## WHAT NEEDS TO BE DONE
Check each line of the records below and collect those that include the word "this".

## INPUT
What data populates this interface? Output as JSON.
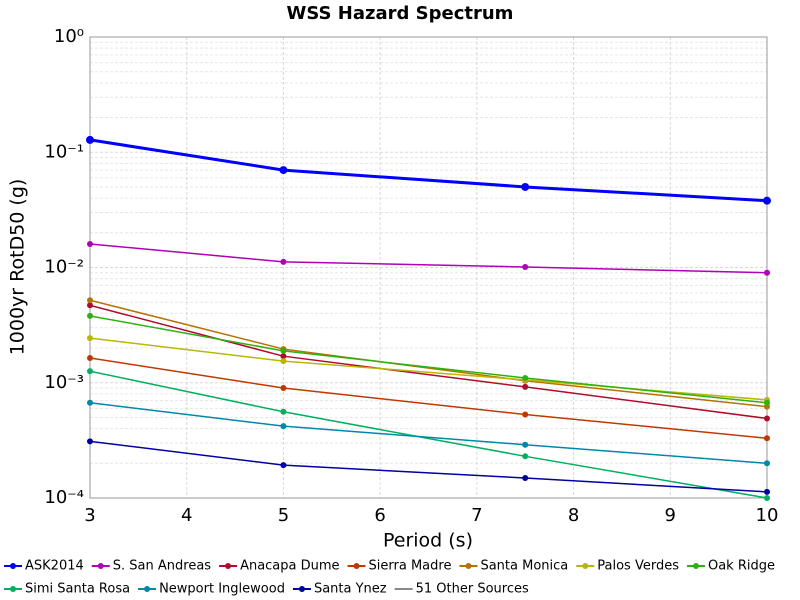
{
  "chart_data": {
    "type": "line",
    "title": "WSS Hazard Spectrum",
    "x_label": "Period (s)",
    "y_label": "1000yr RotD50 (g)",
    "x": [
      3,
      5,
      7.5,
      10
    ],
    "xlim": [
      3,
      10
    ],
    "xticks": [
      3,
      4,
      5,
      6,
      7,
      8,
      9,
      10
    ],
    "ylim": [
      0.0001,
      1
    ],
    "log_y": true,
    "grid": true,
    "yticks": [
      {
        "value": 1,
        "label": "10⁰"
      },
      {
        "value": 0.1,
        "label": "10⁻¹"
      },
      {
        "value": 0.01,
        "label": "10⁻²"
      },
      {
        "value": 0.001,
        "label": "10⁻³"
      },
      {
        "value": 0.0001,
        "label": "10⁻⁴"
      }
    ],
    "series": [
      {
        "name": "ASK2014",
        "color": "#0000ff",
        "values": [
          0.128,
          0.07,
          0.05,
          0.038
        ]
      },
      {
        "name": "S. San Andreas",
        "color": "#b000b8",
        "values": [
          0.016,
          0.0112,
          0.0101,
          0.009
        ]
      },
      {
        "name": "Anacapa Dume",
        "color": "#b00c2c",
        "values": [
          0.0047,
          0.0017,
          0.00092,
          0.00049
        ]
      },
      {
        "name": "Sierra Madre",
        "color": "#c03800",
        "values": [
          0.00164,
          0.0009,
          0.00053,
          0.00033
        ]
      },
      {
        "name": "Santa Monica",
        "color": "#b87000",
        "values": [
          0.0052,
          0.00196,
          0.00104,
          0.00062
        ]
      },
      {
        "name": "Palos Verdes",
        "color": "#b8b800",
        "values": [
          0.00244,
          0.00154,
          0.00106,
          0.00071
        ]
      },
      {
        "name": "Oak Ridge",
        "color": "#30b010",
        "values": [
          0.0038,
          0.00189,
          0.0011,
          0.00067
        ]
      },
      {
        "name": "Simi Santa Rosa",
        "color": "#00b060",
        "values": [
          0.00126,
          0.00056,
          0.00023,
          0.0001
        ]
      },
      {
        "name": "Newport Inglewood",
        "color": "#0088a8",
        "values": [
          0.00067,
          0.00042,
          0.00029,
          0.0002
        ]
      },
      {
        "name": "Santa Ynez",
        "color": "#0000a0",
        "values": [
          0.00031,
          0.000193,
          0.000149,
          0.000113
        ]
      },
      {
        "name": "51 Other Sources",
        "color": "#888888",
        "values": [
          null,
          null,
          null,
          null
        ]
      }
    ]
  }
}
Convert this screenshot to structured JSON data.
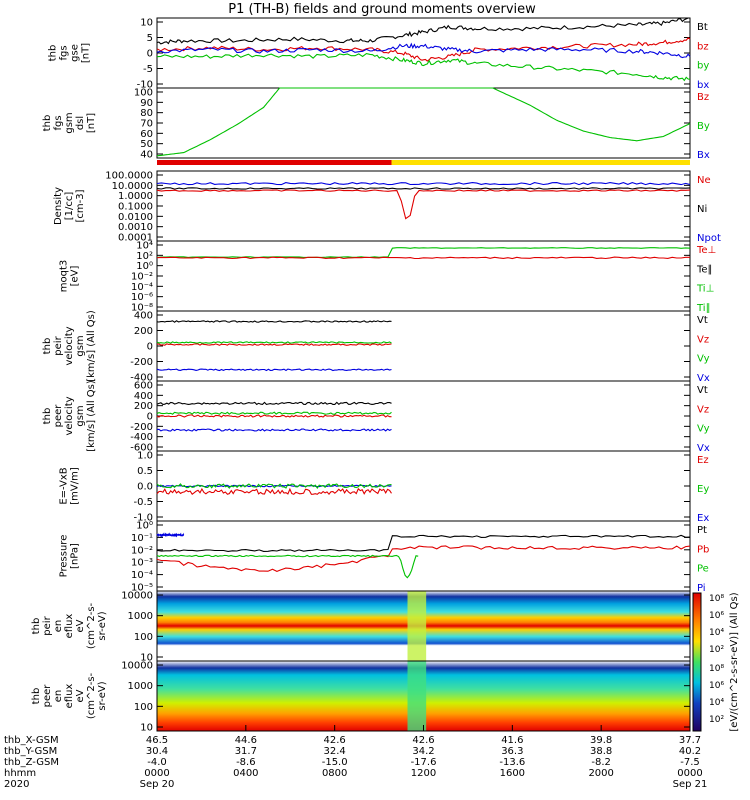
{
  "title": "P1 (TH-B) fields and ground moments overview",
  "chart_data": [
    {
      "type": "line",
      "panel": "fgs-gse",
      "ylabel": [
        "thb",
        "fgs",
        "gse",
        "[nT]"
      ],
      "yticks": [
        10,
        5,
        0,
        -5,
        -10
      ],
      "ylim": [
        -10,
        10
      ],
      "legend": [
        {
          "label": "Bt",
          "color": "#000000"
        },
        {
          "label": "bz",
          "color": "#e00000"
        },
        {
          "label": "by",
          "color": "#00c000"
        },
        {
          "label": "bx",
          "color": "#0000e0"
        }
      ],
      "series": [
        {
          "name": "Bt",
          "color": "#000000",
          "x": [
            0.0,
            0.05,
            0.15,
            0.25,
            0.35,
            0.4,
            0.46,
            0.5,
            0.55,
            0.6,
            0.7,
            0.8,
            0.9,
            0.95,
            1.0
          ],
          "values": [
            3,
            3.5,
            3.5,
            4,
            3.5,
            3.5,
            5,
            6,
            7.5,
            7,
            7,
            7.5,
            8,
            8.5,
            10
          ]
        },
        {
          "name": "bz",
          "color": "#e00000",
          "x": [
            0.0,
            0.1,
            0.2,
            0.3,
            0.4,
            0.46,
            0.5,
            0.55,
            0.6,
            0.7,
            0.8,
            0.9,
            0.95,
            1.0
          ],
          "values": [
            1,
            1.5,
            1,
            1.5,
            1,
            0,
            -2,
            -1,
            1,
            1.5,
            2,
            2.5,
            3,
            4
          ]
        },
        {
          "name": "by",
          "color": "#00c000",
          "x": [
            0.0,
            0.1,
            0.2,
            0.3,
            0.4,
            0.46,
            0.5,
            0.55,
            0.6,
            0.7,
            0.8,
            0.9,
            0.95,
            1.0
          ],
          "values": [
            -1,
            -1,
            -0.5,
            -1,
            -0.5,
            -2,
            -3,
            -2,
            -3,
            -4,
            -5,
            -6,
            -7,
            -7.5
          ]
        },
        {
          "name": "bx",
          "color": "#0000e0",
          "x": [
            0.0,
            0.1,
            0.2,
            0.3,
            0.4,
            0.46,
            0.5,
            0.55,
            0.6,
            0.7,
            0.8,
            0.9,
            0.95,
            1.0
          ],
          "values": [
            0.5,
            1,
            0.5,
            1,
            0.5,
            2,
            2,
            1,
            0.5,
            1,
            1,
            0.5,
            0,
            -1
          ]
        }
      ]
    },
    {
      "type": "line",
      "panel": "fgs-gsm-dsl",
      "ylabel": [
        "thb",
        "fgs",
        "gsm",
        "dsl",
        "[nT]"
      ],
      "yticks": [
        100,
        90,
        80,
        70,
        60,
        50,
        40
      ],
      "ylim": [
        35,
        100
      ],
      "legend": [
        {
          "label": "Bz",
          "color": "#e00000"
        },
        {
          "label": "By",
          "color": "#00c000"
        },
        {
          "label": "Bx",
          "color": "#0000e0"
        }
      ],
      "series": [
        {
          "name": "By",
          "color": "#00c000",
          "x": [
            0.0,
            0.05,
            0.1,
            0.15,
            0.2,
            0.23,
            0.63,
            0.7,
            0.75,
            0.8,
            0.85,
            0.9,
            0.95,
            1.0
          ],
          "values": [
            37,
            40,
            52,
            66,
            82,
            100,
            100,
            84,
            70,
            60,
            54,
            51,
            55,
            67
          ]
        }
      ]
    },
    {
      "type": "line",
      "panel": "density",
      "ylabel": [
        "Density",
        "[1/cc]",
        "[cm-3]"
      ],
      "yticks": [
        "100.0000",
        "10.0000",
        "1.0000",
        "0.1000",
        "0.0100",
        "0.0010",
        "0.0001"
      ],
      "legend": [
        {
          "label": "Ne",
          "color": "#e00000"
        },
        {
          "label": "Ni",
          "color": "#000000"
        },
        {
          "label": "Npot",
          "color": "#0000e0"
        }
      ]
    },
    {
      "type": "line",
      "panel": "moqt3",
      "ylabel": [
        "moqt3",
        "[eV]"
      ],
      "yticks": [
        "10⁴",
        "10²",
        "10⁰",
        "10⁻²",
        "10⁻⁴",
        "10⁻⁶",
        "10⁻⁸"
      ],
      "legend": [
        {
          "label": "Te⊥",
          "color": "#e00000"
        },
        {
          "label": "Te∥",
          "color": "#000000"
        },
        {
          "label": "Ti⊥",
          "color": "#00c000"
        },
        {
          "label": "Ti∥",
          "color": "#00c000"
        }
      ]
    },
    {
      "type": "line",
      "panel": "peir-velocity",
      "ylabel": [
        "thb",
        "peir",
        "velocity",
        "gsm",
        "[km/s] (All Qs)"
      ],
      "yticks": [
        400,
        200,
        0,
        -200,
        -400
      ],
      "ylim": [
        -400,
        400
      ],
      "legend": [
        {
          "label": "Vt",
          "color": "#000000"
        },
        {
          "label": "Vz",
          "color": "#e00000"
        },
        {
          "label": "Vy",
          "color": "#00c000"
        },
        {
          "label": "Vx",
          "color": "#0000e0"
        }
      ]
    },
    {
      "type": "line",
      "panel": "peer-velocity",
      "ylabel": [
        "thb",
        "peer",
        "velocity",
        "gsm",
        "[km/s] (All Qs)"
      ],
      "yticks": [
        600,
        400,
        200,
        0,
        -200,
        -400,
        -600
      ],
      "ylim": [
        -600,
        600
      ],
      "legend": [
        {
          "label": "Vt",
          "color": "#000000"
        },
        {
          "label": "Vz",
          "color": "#e00000"
        },
        {
          "label": "Vy",
          "color": "#00c000"
        },
        {
          "label": "Vx",
          "color": "#0000e0"
        }
      ]
    },
    {
      "type": "line",
      "panel": "efield",
      "ylabel": [
        "E=-VxB",
        "[mV/m]"
      ],
      "yticks": [
        "1.0",
        "0.5",
        "0.0",
        "-0.5",
        "-1.0"
      ],
      "ylim": [
        -1.25,
        1.25
      ],
      "legend": [
        {
          "label": "Ez",
          "color": "#e00000"
        },
        {
          "label": "Ey",
          "color": "#00c000"
        },
        {
          "label": "Ex",
          "color": "#0000e0"
        }
      ]
    },
    {
      "type": "line",
      "panel": "pressure",
      "ylabel": [
        "Pressure",
        "[nPa]"
      ],
      "yticks": [
        "10⁰",
        "10⁻¹",
        "10⁻²",
        "10⁻³",
        "10⁻⁴",
        "10⁻⁵"
      ],
      "legend": [
        {
          "label": "Pt",
          "color": "#000000"
        },
        {
          "label": "Pb",
          "color": "#e00000"
        },
        {
          "label": "Pe",
          "color": "#00c000"
        },
        {
          "label": "Pi",
          "color": "#0000e0"
        }
      ]
    },
    {
      "type": "heatmap",
      "panel": "peir-en-eflux",
      "ylabel": [
        "thb",
        "peir",
        "en",
        "eflux",
        "eV",
        "(cm^2-s-",
        "sr-eV)"
      ],
      "yticks": [
        "10000",
        "1000",
        "100",
        "10"
      ],
      "colorbar_ticks": [
        "10⁸",
        "10⁶",
        "10⁴",
        "10²"
      ]
    },
    {
      "type": "heatmap",
      "panel": "peer-en-eflux",
      "ylabel": [
        "thb",
        "peer",
        "en",
        "eflux",
        "eV",
        "(cm^2-s-",
        "sr-eV)"
      ],
      "yticks": [
        "10000",
        "1000",
        "100",
        "10"
      ],
      "colorbar_ticks": [
        "10⁸",
        "10⁶",
        "10⁴",
        "10²"
      ]
    }
  ],
  "colorbar_label": "[eV/(cm^2-s-sr-eV)] (All Qs)",
  "xaxis": {
    "row_labels": [
      "thb_X-GSM",
      "thb_Y-GSM",
      "thb_Z-GSM",
      "hhmm",
      "2020"
    ],
    "columns": [
      {
        "x": "46.5",
        "y": "30.4",
        "z": "-4.0",
        "hhmm": "0000",
        "date": "Sep 20"
      },
      {
        "x": "44.6",
        "y": "31.7",
        "z": "-8.6",
        "hhmm": "0400",
        "date": ""
      },
      {
        "x": "42.6",
        "y": "32.4",
        "z": "-15.0",
        "hhmm": "0800",
        "date": ""
      },
      {
        "x": "42.6",
        "y": "34.2",
        "z": "-17.6",
        "hhmm": "1200",
        "date": ""
      },
      {
        "x": "41.6",
        "y": "36.3",
        "z": "-13.6",
        "hhmm": "1600",
        "date": ""
      },
      {
        "x": "39.8",
        "y": "38.8",
        "z": "-8.2",
        "hhmm": "2000",
        "date": ""
      },
      {
        "x": "37.7",
        "y": "40.2",
        "z": "-7.5",
        "hhmm": "0000",
        "date": "Sep 21"
      }
    ]
  }
}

## REPLY TO THE EXERCISE
What data populates this interface? Output as JSON.
Convert this screenshot to structured JSON data.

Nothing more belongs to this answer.